WHAT YOU NEED TO DO
Count every line of these entries that holds the word "JSON", and reply with the number only.
───── EXCERPTED DATA
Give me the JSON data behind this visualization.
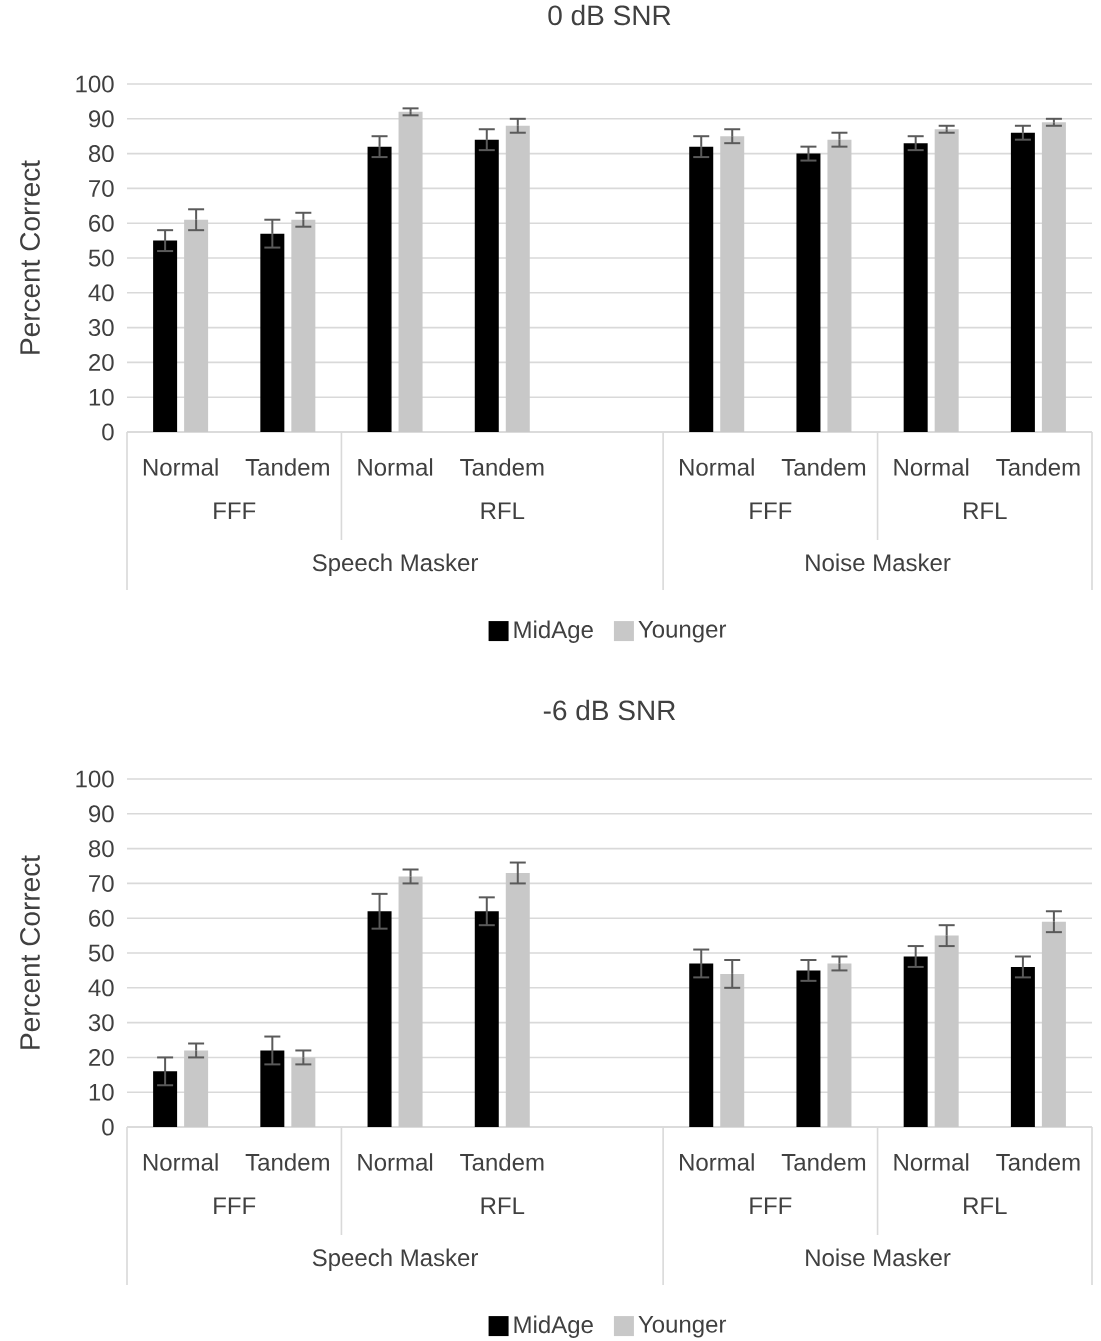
{
  "chart_data": [
    {
      "type": "bar",
      "title": "0 dB SNR",
      "ylabel": "Percent Correct",
      "categories": [
        "Normal",
        "Tandem",
        "Normal",
        "Tandem",
        null,
        "Normal",
        "Tandem",
        "Normal",
        "Tandem"
      ],
      "series": [
        {
          "name": "MidAge",
          "color": "#000000",
          "values": [
            55,
            57,
            82,
            84,
            null,
            82,
            80,
            83,
            86
          ],
          "errors": [
            3,
            4,
            3,
            3,
            null,
            3,
            2,
            2,
            2
          ]
        },
        {
          "name": "Younger",
          "color": "#c8c8c8",
          "values": [
            61,
            61,
            92,
            88,
            null,
            85,
            84,
            87,
            89
          ],
          "errors": [
            3,
            2,
            1,
            2,
            null,
            2,
            2,
            1,
            1
          ]
        }
      ],
      "ylim": [
        0,
        100
      ],
      "yticks": [
        0,
        10,
        20,
        30,
        40,
        50,
        60,
        70,
        80,
        90,
        100
      ],
      "grid": "y",
      "legend": "bottom",
      "annotations": [
        "FFF",
        "RFL",
        "FFF",
        "RFL",
        "Speech Masker",
        "Noise Masker"
      ]
    },
    {
      "type": "bar",
      "title": "-6 dB SNR",
      "ylabel": "Percent Correct",
      "categories": [
        "Normal",
        "Tandem",
        "Normal",
        "Tandem",
        null,
        "Normal",
        "Tandem",
        "Normal",
        "Tandem"
      ],
      "series": [
        {
          "name": "MidAge",
          "color": "#000000",
          "values": [
            16,
            22,
            62,
            62,
            null,
            47,
            45,
            49,
            46
          ],
          "errors": [
            4,
            4,
            5,
            4,
            null,
            4,
            3,
            3,
            3
          ]
        },
        {
          "name": "Younger",
          "color": "#c8c8c8",
          "values": [
            22,
            20,
            72,
            73,
            null,
            44,
            47,
            55,
            59
          ],
          "errors": [
            2,
            2,
            2,
            3,
            null,
            4,
            2,
            3,
            3
          ]
        }
      ],
      "ylim": [
        0,
        100
      ],
      "yticks": [
        0,
        10,
        20,
        30,
        40,
        50,
        60,
        70,
        80,
        90,
        100
      ],
      "grid": "y",
      "legend": "bottom",
      "annotations": [
        "FFF",
        "RFL",
        "FFF",
        "RFL",
        "Speech Masker",
        "Noise Masker"
      ]
    }
  ]
}
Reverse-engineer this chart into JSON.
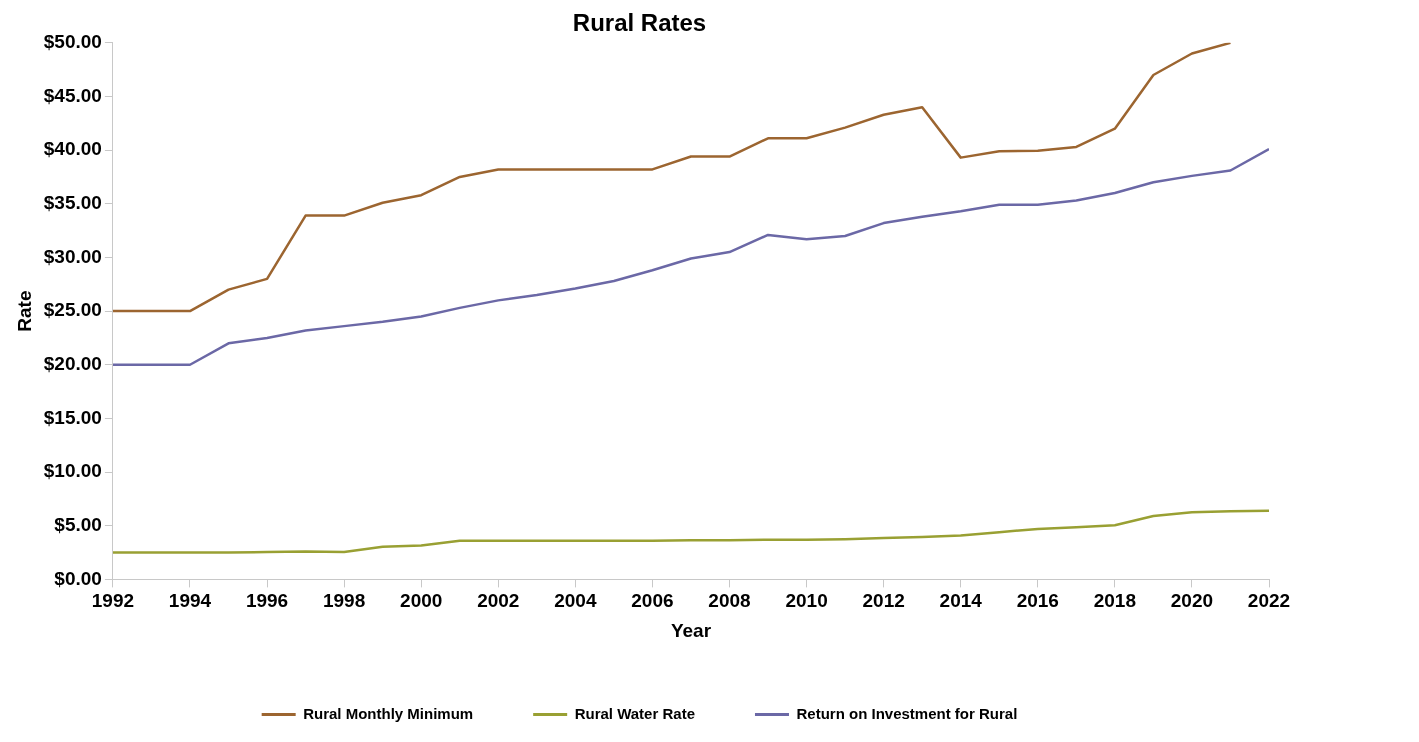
{
  "chart_data": {
    "type": "line",
    "title": "Rural Rates",
    "xlabel": "Year",
    "ylabel": "Rate",
    "x": [
      1992,
      1993,
      1994,
      1995,
      1996,
      1997,
      1998,
      1999,
      2000,
      2001,
      2002,
      2003,
      2004,
      2005,
      2006,
      2007,
      2008,
      2009,
      2010,
      2011,
      2012,
      2013,
      2014,
      2015,
      2016,
      2017,
      2018,
      2019,
      2020,
      2021,
      2022
    ],
    "xlim": [
      1992,
      2022
    ],
    "xticks": [
      1992,
      1994,
      1996,
      1998,
      2000,
      2002,
      2004,
      2006,
      2008,
      2010,
      2012,
      2014,
      2016,
      2018,
      2020,
      2022
    ],
    "ylim": [
      0,
      50
    ],
    "yticks": [
      {
        "value": 0,
        "label": "$0.00"
      },
      {
        "value": 5,
        "label": "$5.00"
      },
      {
        "value": 10,
        "label": "$10.00"
      },
      {
        "value": 15,
        "label": "$15.00"
      },
      {
        "value": 20,
        "label": "$20.00"
      },
      {
        "value": 25,
        "label": "$25.00"
      },
      {
        "value": 30,
        "label": "$30.00"
      },
      {
        "value": 35,
        "label": "$35.00"
      },
      {
        "value": 40,
        "label": "$40.00"
      },
      {
        "value": 45,
        "label": "$45.00"
      },
      {
        "value": 50,
        "label": "$50.00"
      }
    ],
    "grid": false,
    "legend": "bottom",
    "marker": "none",
    "line_style": "solid",
    "series": [
      {
        "name": "Rural Monthly Minimum",
        "color": "#9c6530",
        "values": [
          25,
          25,
          25,
          27,
          28,
          33.9,
          33.9,
          35.1,
          35.8,
          37.5,
          38.2,
          38.2,
          38.2,
          38.2,
          38.2,
          39.4,
          39.4,
          41.1,
          41.1,
          42.1,
          43.3,
          44,
          39.3,
          39.9,
          39.95,
          40.3,
          42,
          47,
          49,
          50,
          null
        ]
      },
      {
        "name": "Rural Water Rate",
        "color": "#99a033",
        "values": [
          2.5,
          2.5,
          2.5,
          2.5,
          2.55,
          2.6,
          2.55,
          3.05,
          3.15,
          3.6,
          3.6,
          3.6,
          3.6,
          3.6,
          3.6,
          3.65,
          3.65,
          3.7,
          3.7,
          3.75,
          3.85,
          3.95,
          4.1,
          4.4,
          4.7,
          4.85,
          5.05,
          5.9,
          6.25,
          6.35,
          6.4
        ]
      },
      {
        "name": "Return on Investment for Rural",
        "color": "#6b68a6",
        "values": [
          20,
          20,
          20,
          22,
          22.5,
          23.2,
          23.6,
          24,
          24.5,
          25.3,
          26,
          26.5,
          27.1,
          27.8,
          28.8,
          29.9,
          30.5,
          32.1,
          31.7,
          32,
          33.2,
          33.8,
          34.3,
          34.9,
          34.9,
          35.3,
          36,
          37,
          37.6,
          38.1,
          40.1
        ]
      }
    ]
  }
}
──────────
TASK RESPONSE
2